» **WHAT THE TASK ASKS**:
Transcribe the material verbatim in full; the pictures do not belong in the copy.

» **DATA SUPPLIED**:
————

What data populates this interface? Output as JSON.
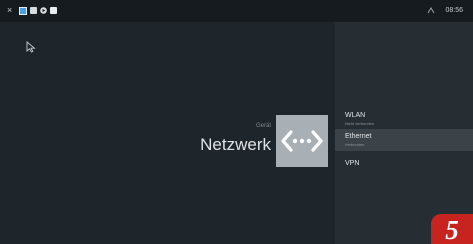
{
  "statusbar": {
    "close_glyph": "×",
    "icons": [
      "app-icon",
      "photo-icon",
      "play-icon",
      "note-icon"
    ],
    "ethernet_icon": "ethernet-icon",
    "time": "08:56"
  },
  "main": {
    "category": "Gerät",
    "title": "Netzwerk",
    "hero_icon": "network-arrows-icon"
  },
  "panel": {
    "items": [
      {
        "label": "WLAN",
        "sublabel": "Nicht verbunden",
        "selected": false
      },
      {
        "label": "Ethernet",
        "sublabel": "Verbunden",
        "selected": true
      },
      {
        "label": "VPN",
        "sublabel": "",
        "selected": false
      }
    ]
  },
  "badge": {
    "number": "5"
  },
  "colors": {
    "background": "#1f262b",
    "panel": "#262e34",
    "selected": "#3b4349",
    "hero_tile": "#a8b0b5",
    "badge": "#c8241f"
  }
}
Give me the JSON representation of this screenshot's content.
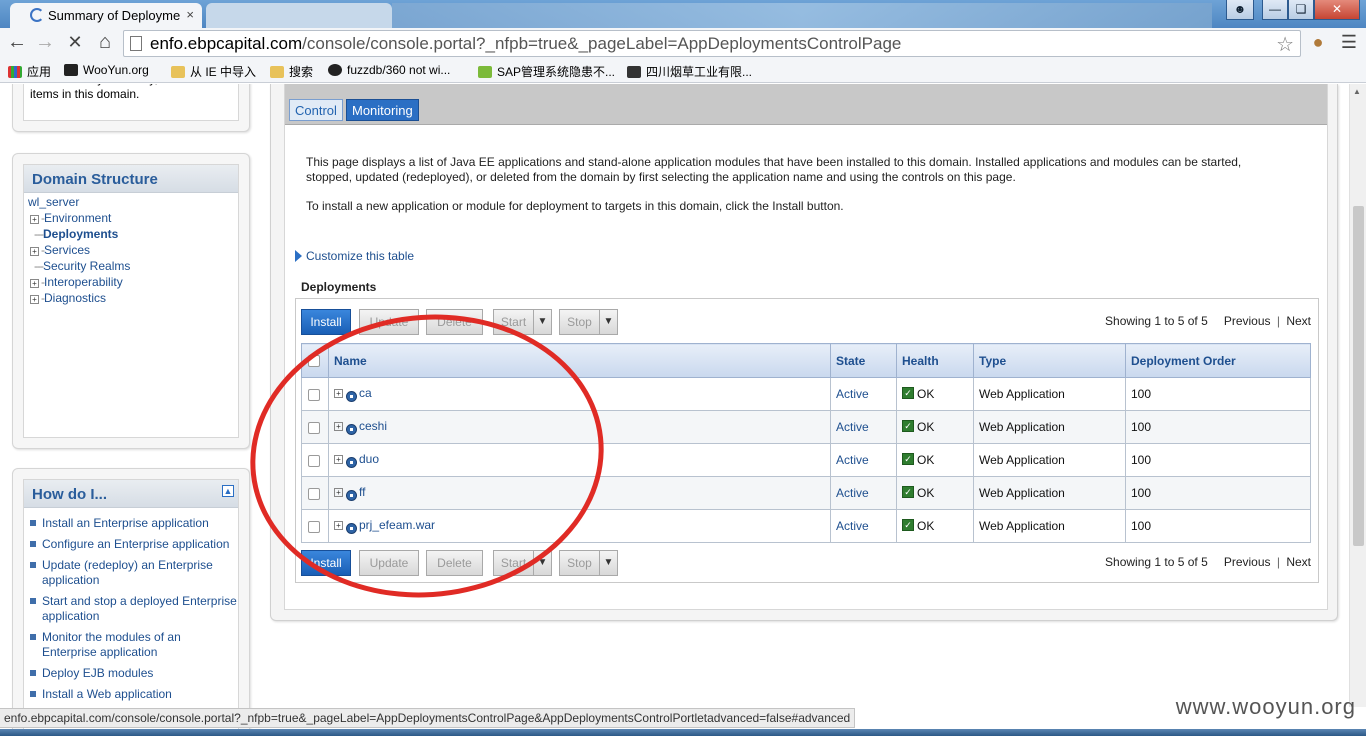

————

» **SOLUTION FOR THIS PROBLEM**:
What data populates this interface? Output as JSON.
{
  "statusbar": {
    "close_glyph": "×",
    "icons": [
      "app-icon",
      "photo-icon",
      "play-icon",
      "note-icon"
    ],
    "ethernet_icon": "ethernet-icon",
    "time": "08:56"
  },
  "main": {
    "category": "Gerät",
    "title": "Netzwerk",
    "hero_icon": "network-arrows-icon"
  },
  "panel": {
    "items": [
      {
        "label": "WLAN",
        "sublabel": "Nicht verbunden",
        "selected": false
      },
      {
        "label": "Ethernet",
        "sublabel": "Verbunden",
        "selected": true
      },
      {
        "label": "VPN",
        "sublabel": "",
        "selected": false
      }
    ]
  },
  "badge": {
    "number": "5"
  },
  "colors": {
    "background": "#1f262b",
    "panel": "#262e34",
    "selected": "#3b4349",
    "hero_tile": "#a8b0b5",
    "badge": "#c8241f"
  }
}
Give me the JSON representation of this screenshot's content.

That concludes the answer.